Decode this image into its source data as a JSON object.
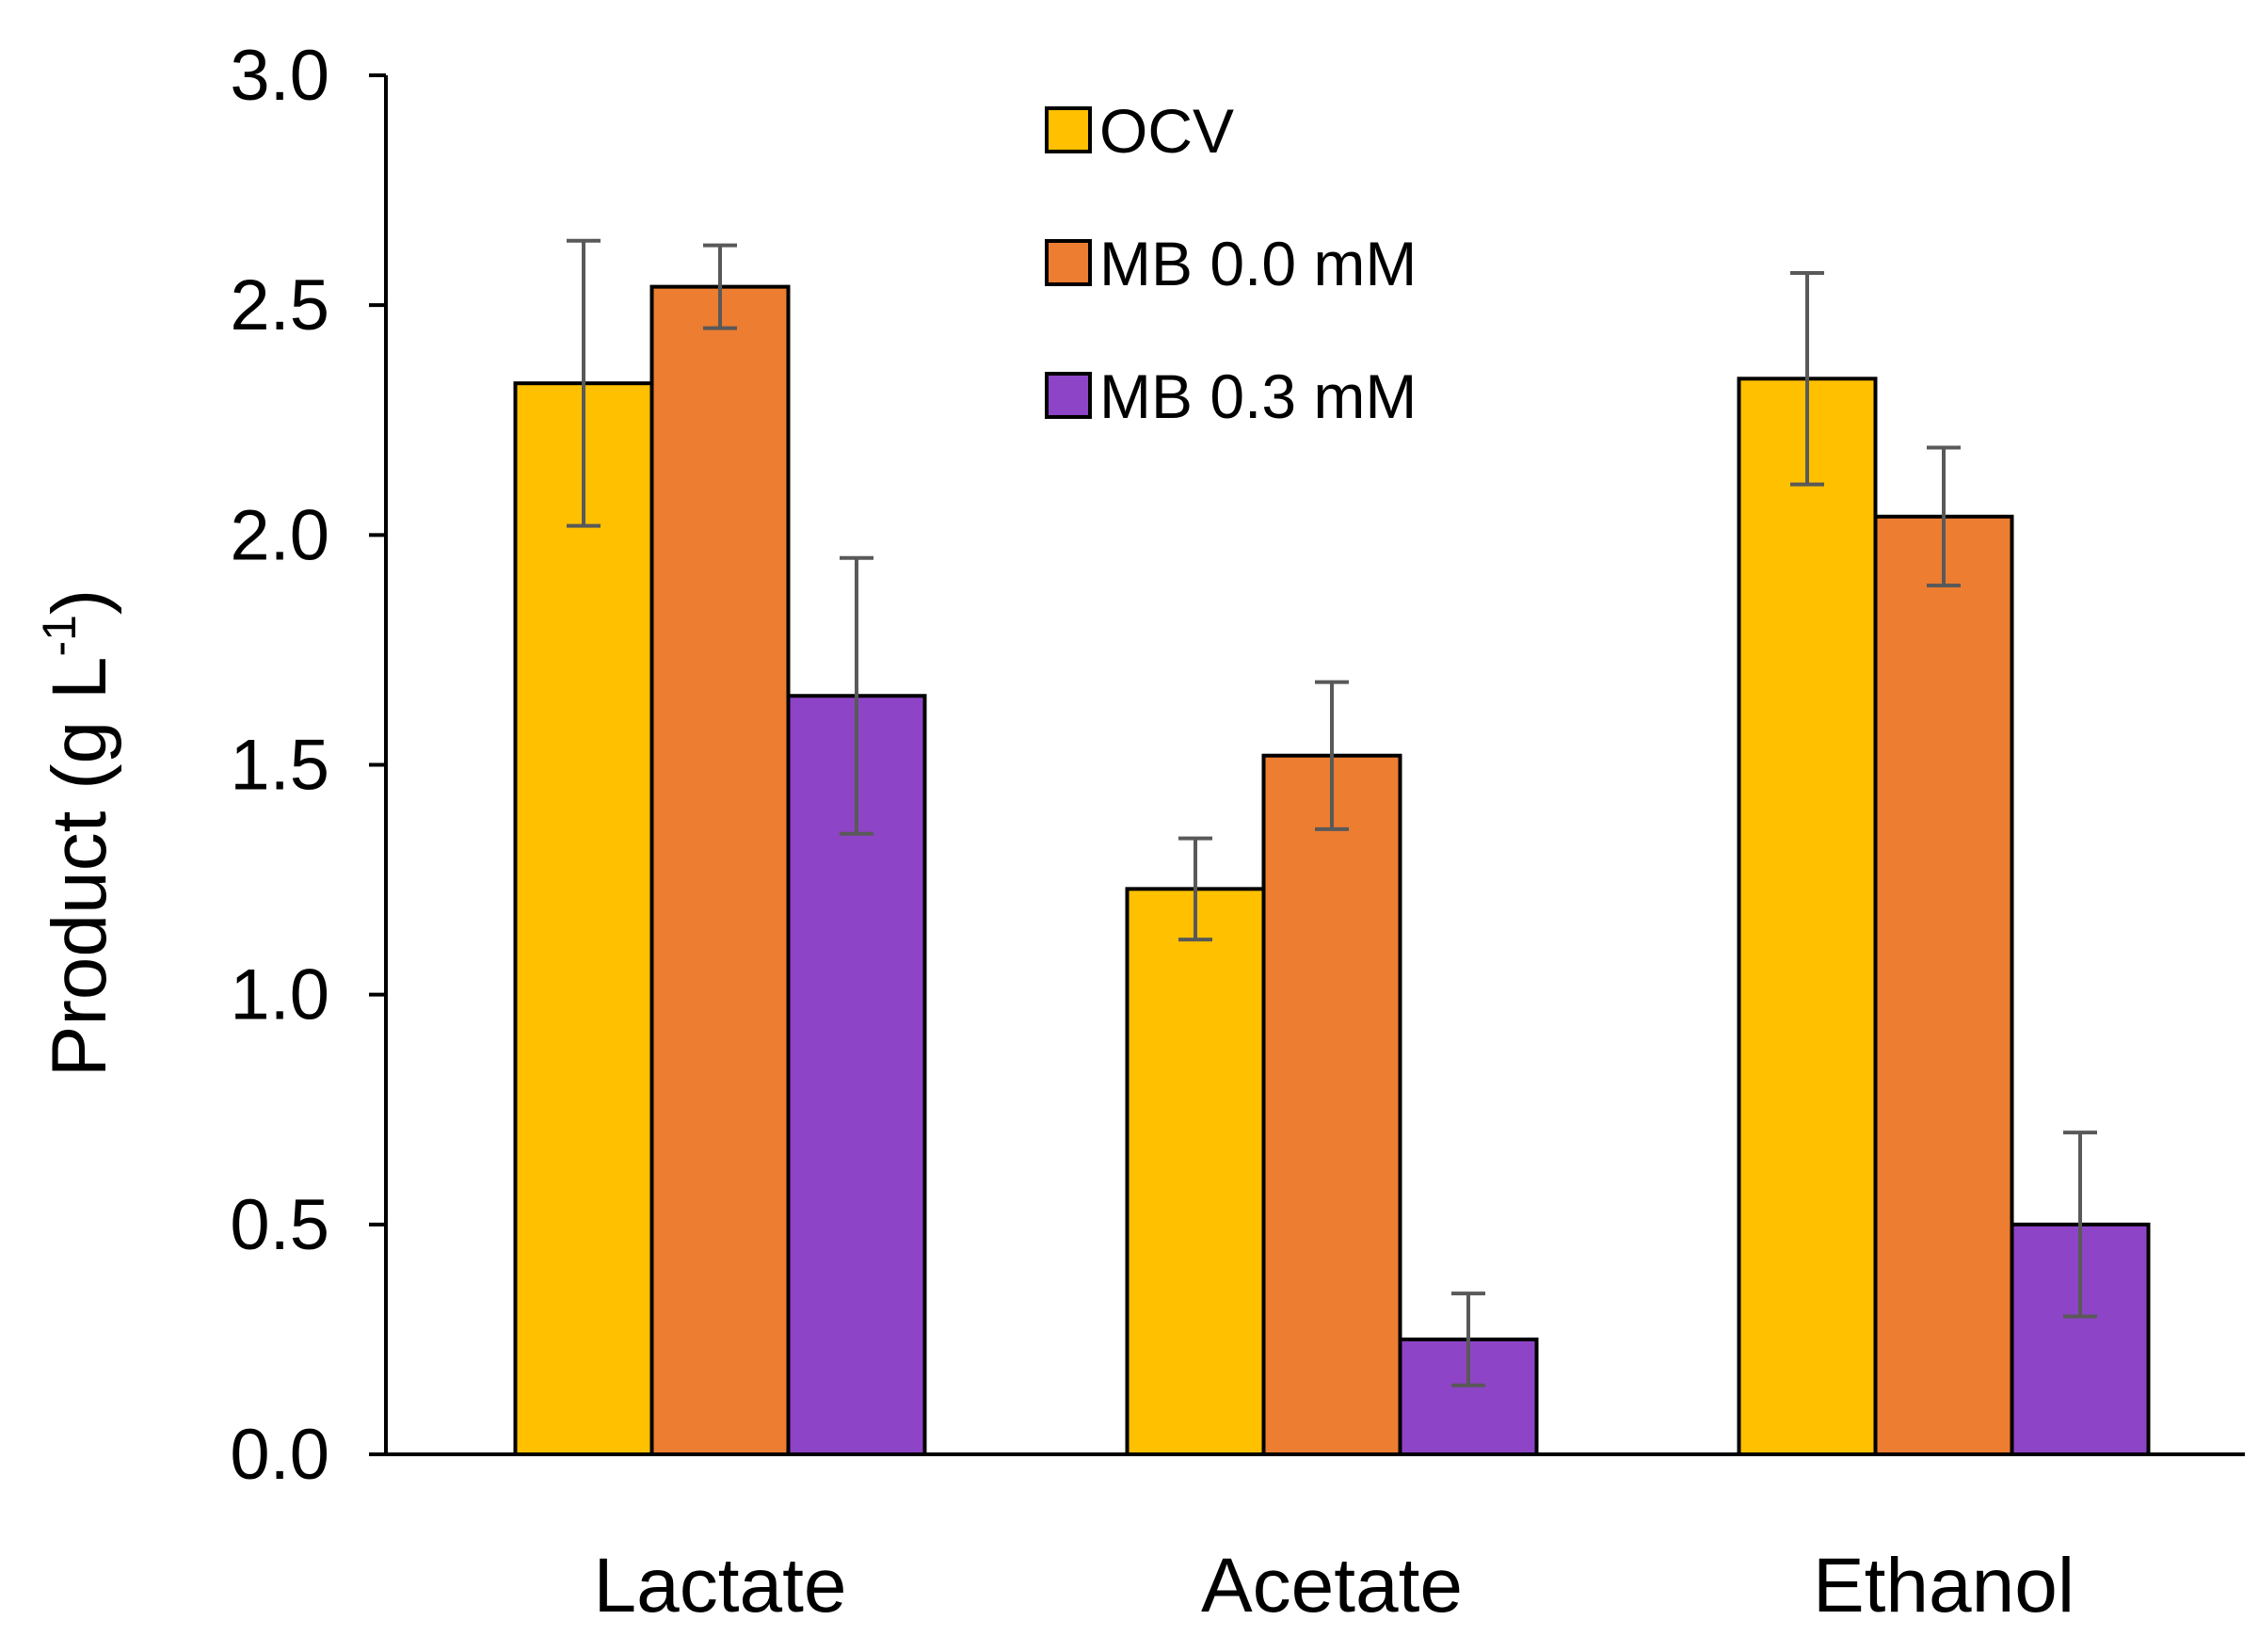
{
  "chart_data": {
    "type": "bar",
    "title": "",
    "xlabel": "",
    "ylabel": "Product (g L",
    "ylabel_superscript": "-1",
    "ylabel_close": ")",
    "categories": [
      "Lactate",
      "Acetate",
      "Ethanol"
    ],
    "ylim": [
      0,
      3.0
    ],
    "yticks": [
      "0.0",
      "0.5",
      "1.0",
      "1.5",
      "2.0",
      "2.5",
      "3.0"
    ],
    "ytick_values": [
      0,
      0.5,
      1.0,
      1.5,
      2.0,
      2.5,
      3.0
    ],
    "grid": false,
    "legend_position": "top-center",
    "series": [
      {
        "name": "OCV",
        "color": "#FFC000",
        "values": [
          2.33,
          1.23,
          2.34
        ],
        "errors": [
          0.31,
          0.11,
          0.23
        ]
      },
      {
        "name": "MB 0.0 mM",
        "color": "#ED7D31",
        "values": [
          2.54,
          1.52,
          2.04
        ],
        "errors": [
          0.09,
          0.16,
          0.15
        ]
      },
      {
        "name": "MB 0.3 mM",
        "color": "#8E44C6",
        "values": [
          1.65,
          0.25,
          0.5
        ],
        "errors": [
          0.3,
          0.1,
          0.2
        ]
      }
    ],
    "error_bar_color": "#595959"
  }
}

**GOAL:** Give the data again exactly as written, with all pictures left out.

**OUTPUT BELOW:**
Decode this image into its source data as a JSON object.
{
  "chart_data": {
    "type": "bar",
    "title": "",
    "xlabel": "",
    "ylabel": "Product (g L",
    "ylabel_superscript": "-1",
    "ylabel_close": ")",
    "categories": [
      "Lactate",
      "Acetate",
      "Ethanol"
    ],
    "ylim": [
      0,
      3.0
    ],
    "yticks": [
      "0.0",
      "0.5",
      "1.0",
      "1.5",
      "2.0",
      "2.5",
      "3.0"
    ],
    "ytick_values": [
      0,
      0.5,
      1.0,
      1.5,
      2.0,
      2.5,
      3.0
    ],
    "grid": false,
    "legend_position": "top-center",
    "series": [
      {
        "name": "OCV",
        "color": "#FFC000",
        "values": [
          2.33,
          1.23,
          2.34
        ],
        "errors": [
          0.31,
          0.11,
          0.23
        ]
      },
      {
        "name": "MB 0.0 mM",
        "color": "#ED7D31",
        "values": [
          2.54,
          1.52,
          2.04
        ],
        "errors": [
          0.09,
          0.16,
          0.15
        ]
      },
      {
        "name": "MB 0.3 mM",
        "color": "#8E44C6",
        "values": [
          1.65,
          0.25,
          0.5
        ],
        "errors": [
          0.3,
          0.1,
          0.2
        ]
      }
    ],
    "error_bar_color": "#595959"
  }
}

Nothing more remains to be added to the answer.